Saved entries:
start
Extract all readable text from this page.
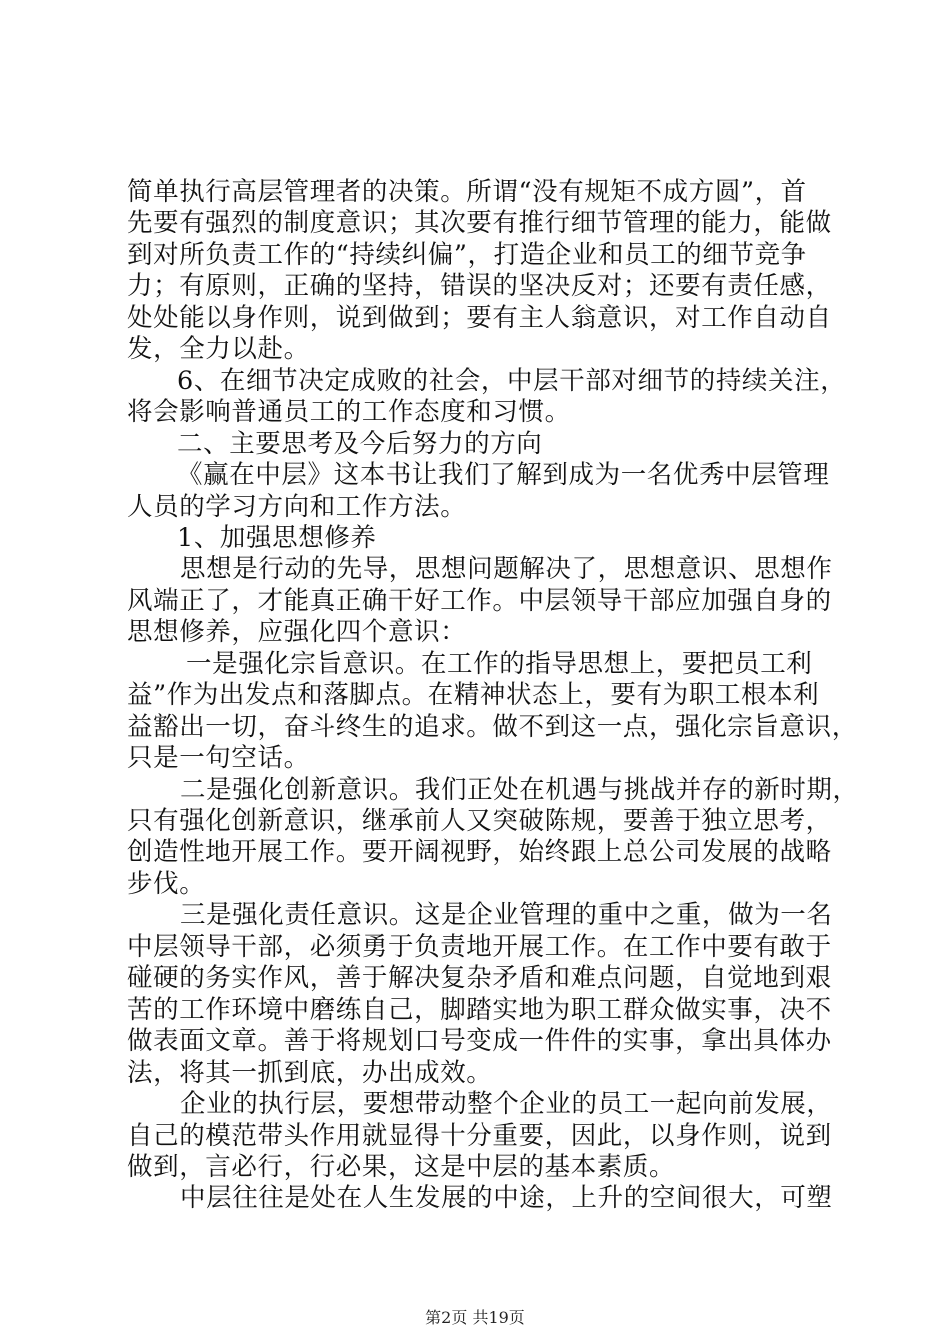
简单执行高层管理者的决策。所谓“没有规矩不成方圆”，首
先要有强烈的制度意识；其次要有推行细节管理的能力，能做
到对所负责工作的“持续纠偏”，打造企业和员工的细节竞争
力；有原则，正确的坚持，错误的坚决反对；还要有责任感，
处处能以身作则，说到做到；要有主人翁意识，对工作自动自
发，全力以赴。
6、在细节决定成败的社会，中层干部对细节的持续关注，
将会影响普通员工的工作态度和习惯。
二、主要思考及今后努力的方向
《赢在中层》这本书让我们了解到成为一名优秀中层管理
人员的学习方向和工作方法。
1、加强思想修养
思想是行动的先导，思想问题解决了，思想意识、思想作
风端正了，才能真正确干好工作。中层领导干部应加强自身的
思想修养，应强化四个意识：
一是强化宗旨意识。在工作的指导思想上，要把员工利
益”作为出发点和落脚点。在精神状态上，要有为职工根本利
益豁出一切，奋斗终生的追求。做不到这一点，强化宗旨意识，
只是一句空话。
二是强化创新意识。我们正处在机遇与挑战并存的新时期，
只有强化创新意识，继承前人又突破陈规，要善于独立思考，
创造性地开展工作。要开阔视野，始终跟上总公司发展的战略
步伐。
三是强化责任意识。这是企业管理的重中之重，做为一名
中层领导干部，必须勇于负责地开展工作。在工作中要有敢于
碰硬的务实作风，善于解决复杂矛盾和难点问题，自觉地到艰
苦的工作环境中磨练自己，脚踏实地为职工群众做实事，决不
做表面文章。善于将规划口号变成一件件的实事，拿出具体办
法，将其一抓到底，办出成效。
企业的执行层，要想带动整个企业的员工一起向前发展，
自己的模范带头作用就显得十分重要，因此，以身作则，说到
做到，言必行，行必果，这是中层的基本素质。
中层往往是处在人生发展的中途，上升的空间很大，可塑
第2页 共19页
end
## Instruction
Copy all the records above exactly, but leave out the pictures.

## Exercise solution
Extract all readable text from this page.
简单执行高层管理者的决策。所谓“没有规矩不成方圆”，首
先要有强烈的制度意识；其次要有推行细节管理的能力，能做
到对所负责工作的“持续纠偏”，打造企业和员工的细节竞争
力；有原则，正确的坚持，错误的坚决反对；还要有责任感，
处处能以身作则，说到做到；要有主人翁意识，对工作自动自
发，全力以赴。
6、在细节决定成败的社会，中层干部对细节的持续关注，
将会影响普通员工的工作态度和习惯。
二、主要思考及今后努力的方向
《赢在中层》这本书让我们了解到成为一名优秀中层管理
人员的学习方向和工作方法。
1、加强思想修养
思想是行动的先导，思想问题解决了，思想意识、思想作
风端正了，才能真正确干好工作。中层领导干部应加强自身的
思想修养，应强化四个意识：
一是强化宗旨意识。在工作的指导思想上，要把员工利
益”作为出发点和落脚点。在精神状态上，要有为职工根本利
益豁出一切，奋斗终生的追求。做不到这一点，强化宗旨意识，
只是一句空话。
二是强化创新意识。我们正处在机遇与挑战并存的新时期，
只有强化创新意识，继承前人又突破陈规，要善于独立思考，
创造性地开展工作。要开阔视野，始终跟上总公司发展的战略
步伐。
三是强化责任意识。这是企业管理的重中之重，做为一名
中层领导干部，必须勇于负责地开展工作。在工作中要有敢于
碰硬的务实作风，善于解决复杂矛盾和难点问题，自觉地到艰
苦的工作环境中磨练自己，脚踏实地为职工群众做实事，决不
做表面文章。善于将规划口号变成一件件的实事，拿出具体办
法，将其一抓到底，办出成效。
企业的执行层，要想带动整个企业的员工一起向前发展，
自己的模范带头作用就显得十分重要，因此，以身作则，说到
做到，言必行，行必果，这是中层的基本素质。
中层往往是处在人生发展的中途，上升的空间很大，可塑
第2页 共19页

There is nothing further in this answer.